EXERCISE TASK >>
Copy every line of the data in which the word "Taylor" occurs.

GIVEN DATA >>

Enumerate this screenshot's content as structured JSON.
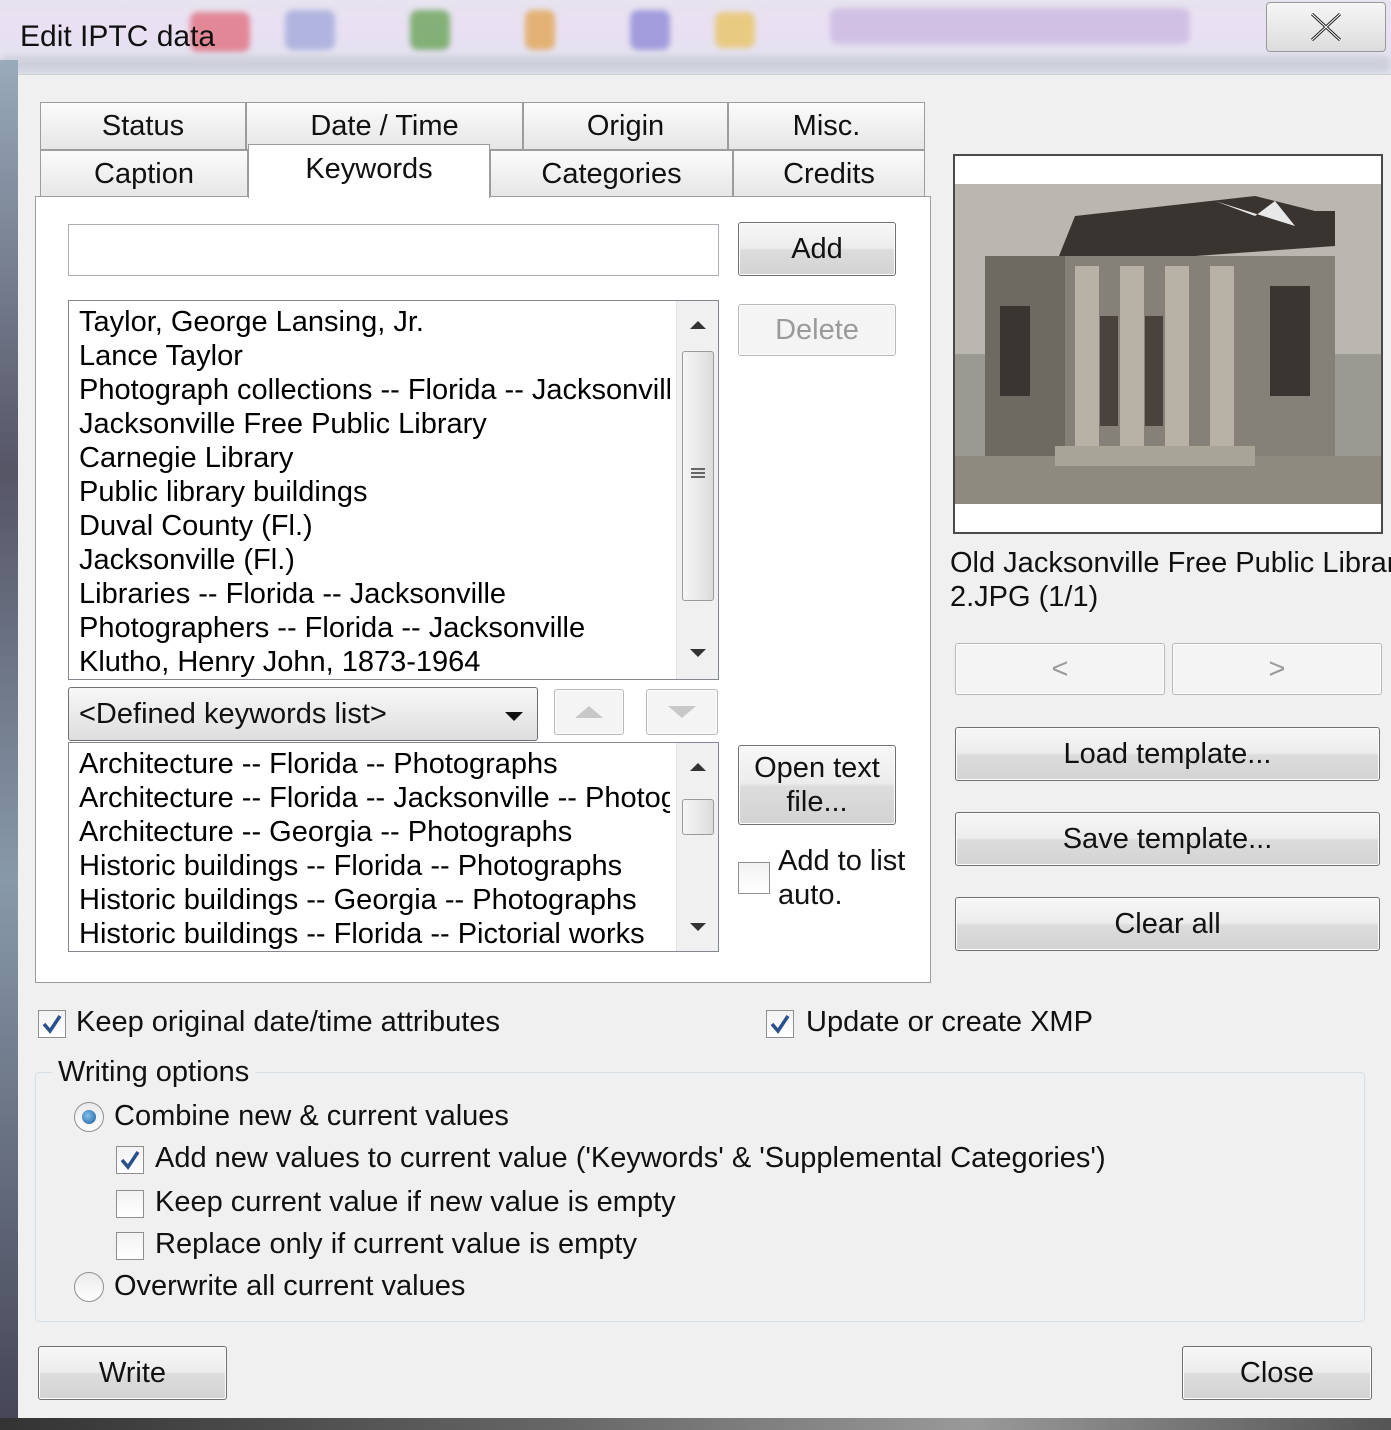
{
  "window": {
    "title": "Edit IPTC data",
    "background_path_hint": "Z:\\Lance Taylor\\Libraries\\"
  },
  "tabs": {
    "row1": [
      "Status",
      "Date / Time",
      "Origin",
      "Misc."
    ],
    "row2": [
      "Caption",
      "Keywords",
      "Categories",
      "Credits"
    ],
    "active": "Keywords"
  },
  "keywords": {
    "input_value": "",
    "add_label": "Add",
    "delete_label": "Delete",
    "items": [
      "Taylor, George Lansing, Jr.",
      "Lance Taylor",
      "Photograph collections -- Florida -- Jacksonville",
      "Jacksonville Free Public Library",
      "Carnegie Library",
      "Public library buildings",
      "Duval County (Fl.)",
      "Jacksonville (Fl.)",
      "Libraries -- Florida -- Jacksonville",
      "Photographers -- Florida -- Jacksonville",
      "Klutho, Henry John, 1873-1964"
    ],
    "defined_list_selected": "<Defined keywords list>",
    "defined_items": [
      "Architecture -- Florida -- Photographs",
      "Architecture -- Florida -- Jacksonville -- Photographs",
      "Architecture -- Georgia -- Photographs",
      "Historic buildings -- Florida -- Photographs",
      "Historic buildings -- Georgia -- Photographs",
      "Historic buildings -- Florida -- Pictorial works"
    ],
    "open_text_file_line1": "Open text",
    "open_text_file_line2": "file...",
    "add_to_list_line1": "Add to list",
    "add_to_list_line2": "auto.",
    "add_to_list_checked": false
  },
  "preview": {
    "filename_line1": "Old Jacksonville Free Public Library",
    "filename_line2": "2.JPG (1/1)",
    "prev_label": "<",
    "next_label": ">",
    "load_template": "Load template...",
    "save_template": "Save template...",
    "clear_all": "Clear all"
  },
  "options": {
    "keep_original_datetime": "Keep original date/time attributes",
    "keep_original_datetime_checked": true,
    "update_xmp": "Update or create XMP",
    "update_xmp_checked": true
  },
  "writing_options": {
    "title": "Writing options",
    "combine": "Combine new & current values",
    "combine_selected": true,
    "add_new_values": "Add new values to current value ('Keywords' & 'Supplemental Categories')",
    "add_new_values_checked": true,
    "keep_current": "Keep current value if new value is empty",
    "keep_current_checked": false,
    "replace_only": "Replace only if current value is empty",
    "replace_only_checked": false,
    "overwrite": "Overwrite all current values",
    "overwrite_selected": false
  },
  "footer": {
    "write": "Write",
    "close": "Close"
  }
}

RESPONSE TO THIS EXERCISE >>
    "background_path_hint": "Z:\\Lance Taylor\\Libraries\\"
      "Taylor, George Lansing, Jr.",
      "Lance Taylor",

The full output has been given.